+++ Records for this task

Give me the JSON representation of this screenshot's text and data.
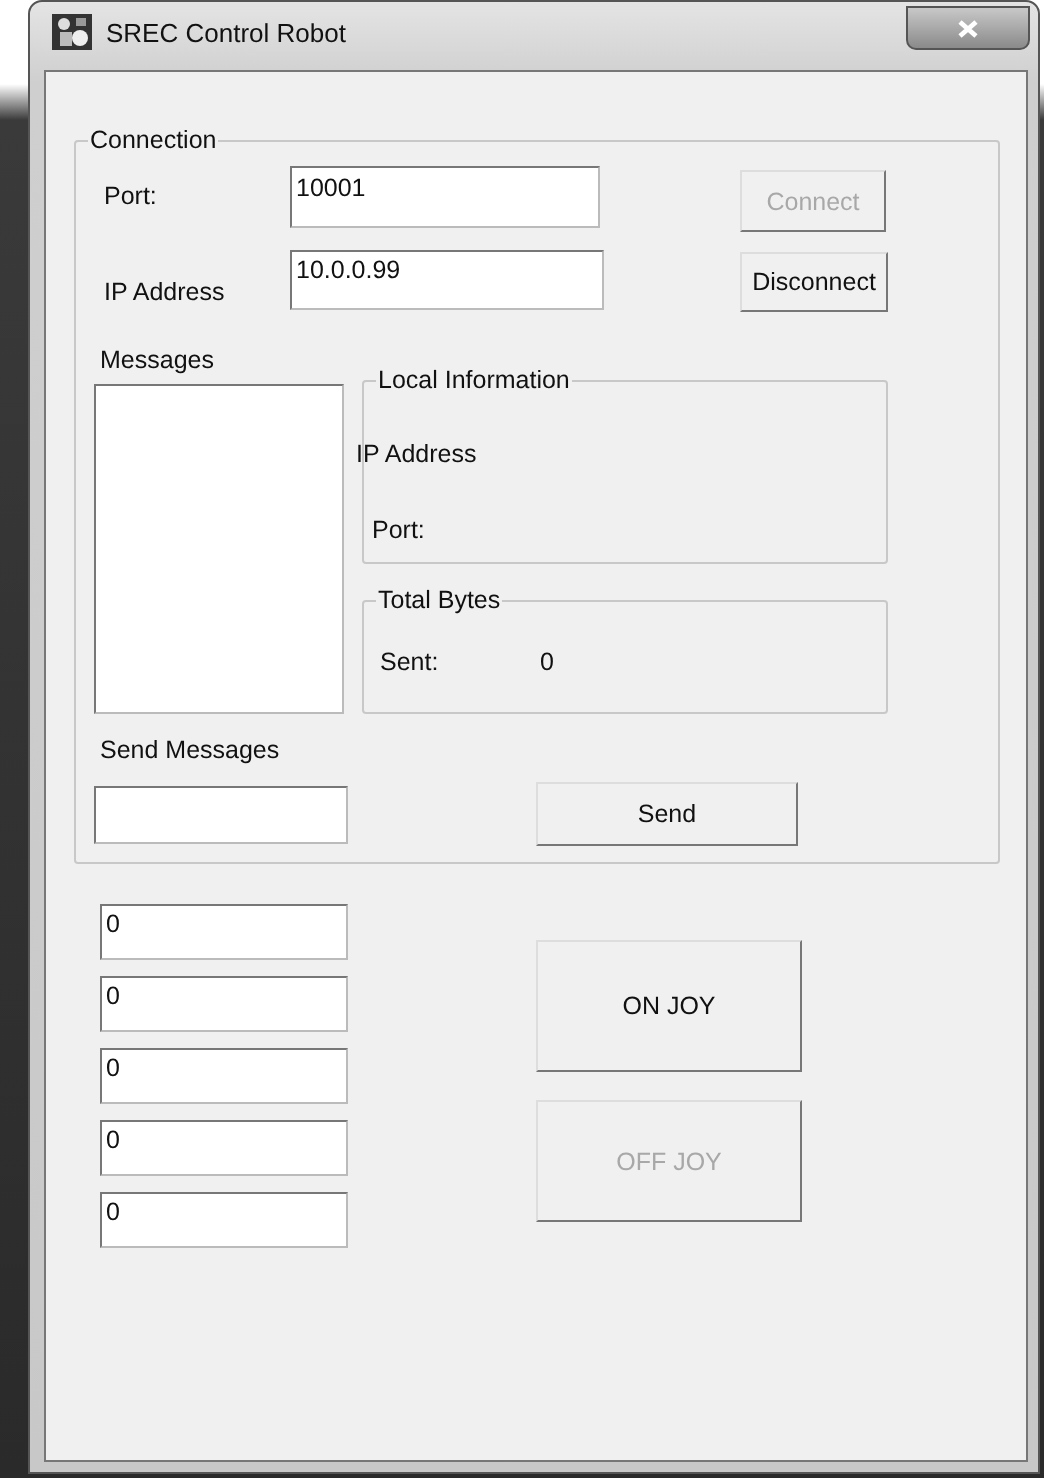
{
  "window": {
    "title": "SREC Control Robot"
  },
  "connection": {
    "title": "Connection",
    "port": {
      "label": "Port:",
      "value": "10001"
    },
    "ip": {
      "label": "IP Address",
      "value": "10.0.0.99"
    },
    "buttons": [
      {
        "label": "Connect",
        "disabled": true
      },
      {
        "label": "Disconnect",
        "disabled": false
      }
    ]
  },
  "messages": {
    "label": "Messages"
  },
  "local_information": {
    "title": "Local Information",
    "rows": [
      {
        "label": "IP Address"
      },
      {
        "label": "Port:"
      }
    ]
  },
  "total_bytes": {
    "title": "Total Bytes",
    "sent_label": "Sent:",
    "sent_value": "0"
  },
  "send_messages": {
    "label": "Send Messages",
    "button": "Send"
  },
  "joystick_fields": [
    "0",
    "0",
    "0",
    "0",
    "0"
  ],
  "joy_buttons": [
    {
      "label": "ON JOY",
      "disabled": false
    },
    {
      "label": "OFF JOY",
      "disabled": true
    }
  ]
}
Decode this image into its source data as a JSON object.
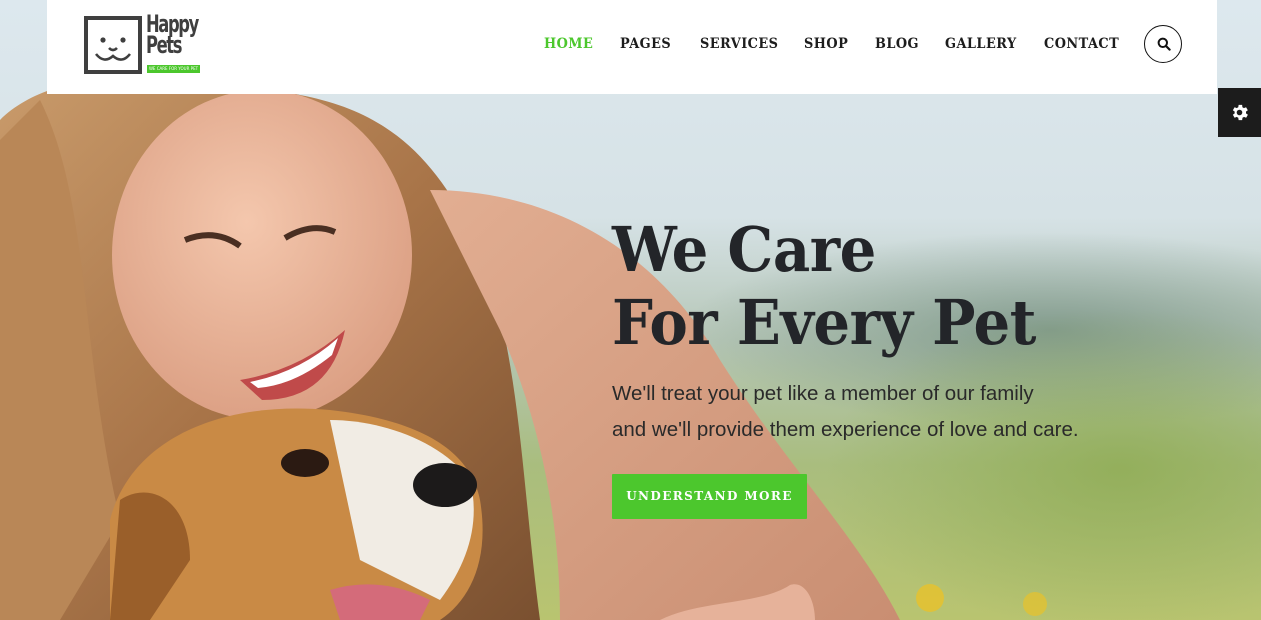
{
  "brand": {
    "logo_line1": "Happy",
    "logo_line2": "Pets",
    "logo_tagline": "WE CARE FOR YOUR PET",
    "accent_color": "#4cc72d"
  },
  "nav": {
    "items": [
      {
        "label": "HOME",
        "active": true
      },
      {
        "label": "PAGES",
        "active": false
      },
      {
        "label": "SERVICES",
        "active": false
      },
      {
        "label": "SHOP",
        "active": false
      },
      {
        "label": "BLOG",
        "active": false
      },
      {
        "label": "GALLERY",
        "active": false
      },
      {
        "label": "CONTACT",
        "active": false
      }
    ],
    "search_icon": "search-icon"
  },
  "settings": {
    "icon": "gear-icon"
  },
  "hero": {
    "title_line1": "We Care",
    "title_line2": "For Every Pet",
    "subtitle_line1": "We'll treat your pet like a member of our family",
    "subtitle_line2": "and we'll provide them experience of love and care.",
    "cta_label": "UNDERSTAND MORE",
    "image": "woman-hugging-dog-photo"
  }
}
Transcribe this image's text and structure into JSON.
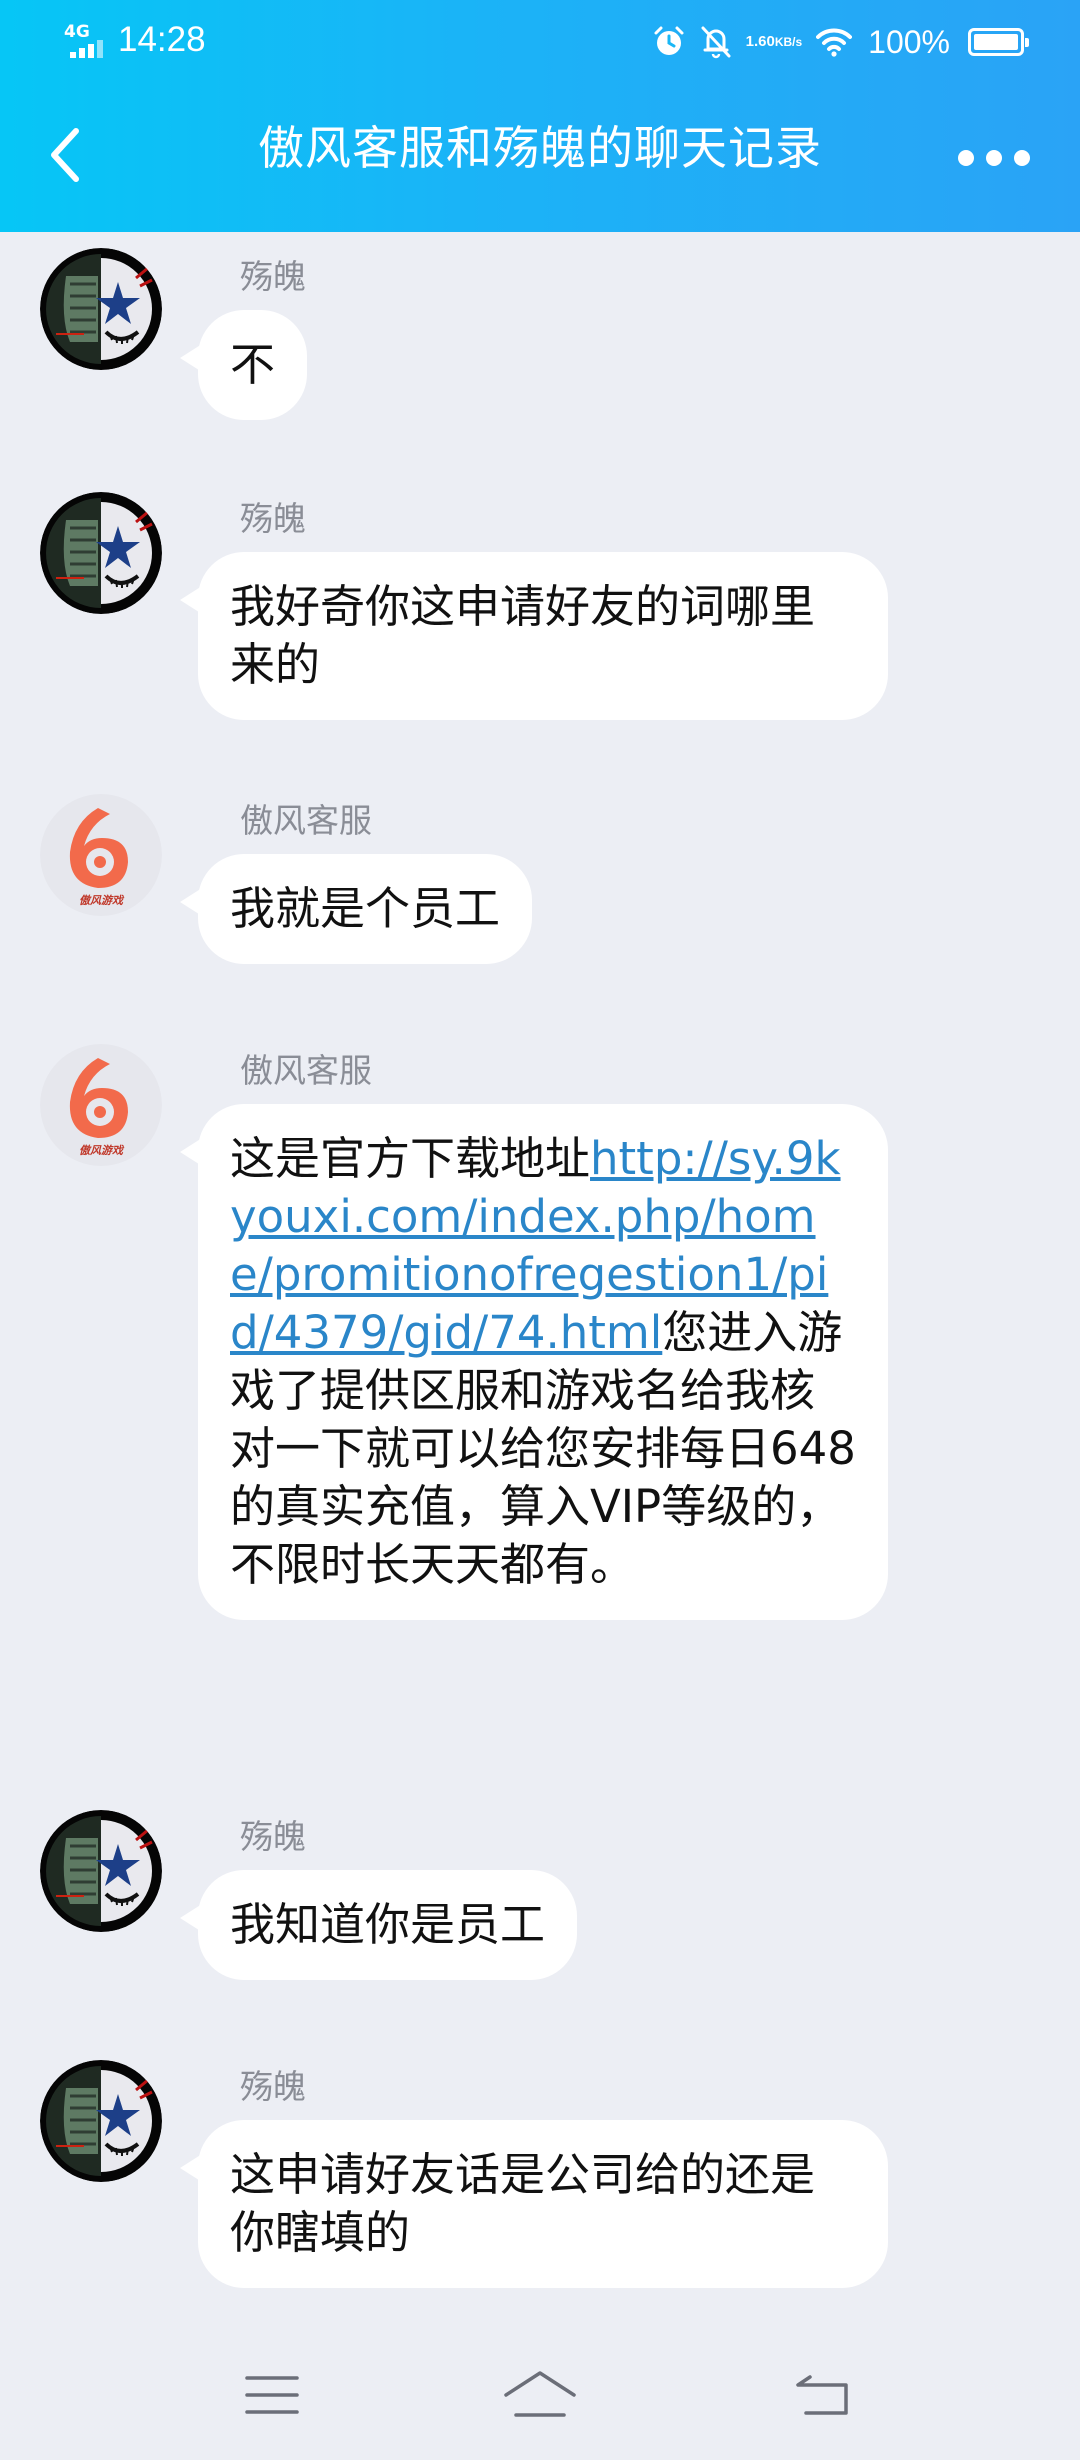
{
  "status_bar": {
    "network": "4G",
    "time": "14:28",
    "net_speed_value": "1.60",
    "net_speed_unit": "KB/s",
    "battery": "100%"
  },
  "header": {
    "title": "傲风客服和殇魄的聊天记录"
  },
  "messages": [
    {
      "sender": "殇魄",
      "text": "不"
    },
    {
      "sender": "殇魄",
      "text": "我好奇你这申请好友的词哪里来的"
    },
    {
      "sender": "傲风客服",
      "text": "我就是个员工"
    },
    {
      "sender": "傲风客服",
      "text_before": "这是官方下载地址",
      "link": "http://sy.9kyouxi.com/index.php/home/promitionofregestion1/pid/4379/gid/74.html",
      "text_after": "您进入游戏了提供区服和游戏名给我核对一下就可以给您安排每日648的真实充值，算入VIP等级的，不限时长天天都有。"
    },
    {
      "sender": "殇魄",
      "text": "我知道你是员工"
    },
    {
      "sender": "殇魄",
      "text": "这申请好友话是公司给的还是你瞎填的"
    }
  ],
  "avatar_badge_text": "傲风游戏",
  "colors": {
    "header_start": "#06c6f6",
    "header_end": "#2aa3f6",
    "background": "#eceef4",
    "link": "#2a86c9",
    "agent_logo": "#f26a4b"
  },
  "icons": {
    "back": "chevron-left-icon",
    "more": "more-dots-icon",
    "nav_menu": "menu-icon",
    "nav_home": "home-icon",
    "nav_back": "back-icon"
  }
}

++++++

# Directions
From the records given above, reproduce all text exactly and exclude each picture.

# Answer to the problem
Give me the JSON representation of this screenshot's text and data.
{
  "window": {
    "title": "SREC Control Robot"
  },
  "connection": {
    "title": "Connection",
    "port": {
      "label": "Port:",
      "value": "10001"
    },
    "ip": {
      "label": "IP Address",
      "value": "10.0.0.99"
    },
    "buttons": [
      {
        "label": "Connect",
        "disabled": true
      },
      {
        "label": "Disconnect",
        "disabled": false
      }
    ]
  },
  "messages": {
    "label": "Messages"
  },
  "local_information": {
    "title": "Local Information",
    "rows": [
      {
        "label": "IP Address"
      },
      {
        "label": "Port:"
      }
    ]
  },
  "total_bytes": {
    "title": "Total Bytes",
    "sent_label": "Sent:",
    "sent_value": "0"
  },
  "send_messages": {
    "label": "Send Messages",
    "button": "Send"
  },
  "joystick_fields": [
    "0",
    "0",
    "0",
    "0",
    "0"
  ],
  "joy_buttons": [
    {
      "label": "ON JOY",
      "disabled": false
    },
    {
      "label": "OFF JOY",
      "disabled": true
    }
  ]
}
Decode this image into its source data as a JSON object.
{
  "brand": {
    "logo_line1": "Happy",
    "logo_line2": "Pets",
    "logo_tagline": "WE CARE FOR YOUR PET",
    "accent_color": "#4cc72d"
  },
  "nav": {
    "items": [
      {
        "label": "HOME",
        "active": true
      },
      {
        "label": "PAGES",
        "active": false
      },
      {
        "label": "SERVICES",
        "active": false
      },
      {
        "label": "SHOP",
        "active": false
      },
      {
        "label": "BLOG",
        "active": false
      },
      {
        "label": "GALLERY",
        "active": false
      },
      {
        "label": "CONTACT",
        "active": false
      }
    ],
    "search_icon": "search-icon"
  },
  "settings": {
    "icon": "gear-icon"
  },
  "hero": {
    "title_line1": "We Care",
    "title_line2": "For Every Pet",
    "subtitle_line1": "We'll treat your pet like a member of our family",
    "subtitle_line2": "and we'll provide them experience of love and care.",
    "cta_label": "UNDERSTAND MORE",
    "image": "woman-hugging-dog-photo"
  }
}
Transcribe this image's text and structure into JSON.
{
  "status_bar": {
    "network": "4G",
    "time": "14:28",
    "net_speed_value": "1.60",
    "net_speed_unit": "KB/s",
    "battery": "100%"
  },
  "header": {
    "title": "傲风客服和殇魄的聊天记录"
  },
  "messages": [
    {
      "sender": "殇魄",
      "text": "不"
    },
    {
      "sender": "殇魄",
      "text": "我好奇你这申请好友的词哪里来的"
    },
    {
      "sender": "傲风客服",
      "text": "我就是个员工"
    },
    {
      "sender": "傲风客服",
      "text_before": "这是官方下载地址",
      "link": "http://sy.9kyouxi.com/index.php/home/promitionofregestion1/pid/4379/gid/74.html",
      "text_after": "您进入游戏了提供区服和游戏名给我核对一下就可以给您安排每日648的真实充值，算入VIP等级的，不限时长天天都有。"
    },
    {
      "sender": "殇魄",
      "text": "我知道你是员工"
    },
    {
      "sender": "殇魄",
      "text": "这申请好友话是公司给的还是你瞎填的"
    }
  ],
  "avatar_badge_text": "傲风游戏",
  "colors": {
    "header_start": "#06c6f6",
    "header_end": "#2aa3f6",
    "background": "#eceef4",
    "link": "#2a86c9",
    "agent_logo": "#f26a4b"
  },
  "icons": {
    "back": "chevron-left-icon",
    "more": "more-dots-icon",
    "nav_menu": "menu-icon",
    "nav_home": "home-icon",
    "nav_back": "back-icon"
  }
}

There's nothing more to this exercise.